[Stored records]
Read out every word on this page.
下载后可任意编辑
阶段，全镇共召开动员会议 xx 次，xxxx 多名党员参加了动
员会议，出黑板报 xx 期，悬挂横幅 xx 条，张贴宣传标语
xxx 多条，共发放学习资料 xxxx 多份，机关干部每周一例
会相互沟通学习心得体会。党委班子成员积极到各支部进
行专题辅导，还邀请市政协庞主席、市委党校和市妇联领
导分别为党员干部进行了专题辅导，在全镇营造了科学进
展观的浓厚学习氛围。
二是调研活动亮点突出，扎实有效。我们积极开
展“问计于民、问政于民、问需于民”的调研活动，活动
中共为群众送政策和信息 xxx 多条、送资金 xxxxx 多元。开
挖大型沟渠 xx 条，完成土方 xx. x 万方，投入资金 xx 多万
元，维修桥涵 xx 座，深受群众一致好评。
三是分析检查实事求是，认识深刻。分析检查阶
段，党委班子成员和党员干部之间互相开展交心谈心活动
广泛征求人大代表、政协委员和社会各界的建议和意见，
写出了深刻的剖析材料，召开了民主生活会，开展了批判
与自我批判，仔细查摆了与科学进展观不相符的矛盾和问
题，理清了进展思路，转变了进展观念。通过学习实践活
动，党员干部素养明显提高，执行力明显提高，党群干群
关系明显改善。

* * *

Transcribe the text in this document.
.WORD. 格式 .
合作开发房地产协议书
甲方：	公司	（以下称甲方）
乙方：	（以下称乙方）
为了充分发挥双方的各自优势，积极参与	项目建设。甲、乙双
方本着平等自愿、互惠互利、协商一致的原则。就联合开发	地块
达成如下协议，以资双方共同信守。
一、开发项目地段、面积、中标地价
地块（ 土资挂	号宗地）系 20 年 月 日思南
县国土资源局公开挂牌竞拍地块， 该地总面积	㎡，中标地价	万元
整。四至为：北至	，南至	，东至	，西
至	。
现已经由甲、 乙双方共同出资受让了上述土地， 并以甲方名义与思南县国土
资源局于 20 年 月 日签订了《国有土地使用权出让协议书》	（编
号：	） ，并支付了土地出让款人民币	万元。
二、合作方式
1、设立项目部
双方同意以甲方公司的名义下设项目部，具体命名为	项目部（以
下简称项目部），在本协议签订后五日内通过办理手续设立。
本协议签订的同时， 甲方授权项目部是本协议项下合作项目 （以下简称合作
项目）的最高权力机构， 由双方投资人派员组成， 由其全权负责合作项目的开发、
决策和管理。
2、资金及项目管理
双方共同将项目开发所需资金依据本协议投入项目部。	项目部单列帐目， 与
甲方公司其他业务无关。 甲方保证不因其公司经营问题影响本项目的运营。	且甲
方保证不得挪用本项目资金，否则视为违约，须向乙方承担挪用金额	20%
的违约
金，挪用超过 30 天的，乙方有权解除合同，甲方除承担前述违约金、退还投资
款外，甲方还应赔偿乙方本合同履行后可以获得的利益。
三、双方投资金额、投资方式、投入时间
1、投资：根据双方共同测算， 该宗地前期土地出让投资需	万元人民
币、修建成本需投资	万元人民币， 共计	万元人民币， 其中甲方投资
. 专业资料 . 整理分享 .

## [THE PROBLEM]
Every line above that contains the word "中标地价" should be reported.

## [RESPONSE TO THIS TASK]
一、开发项目地段、面积、中标地价
县国土资源局公开挂牌竞拍地块， 该地总面积	㎡，中标地价	万元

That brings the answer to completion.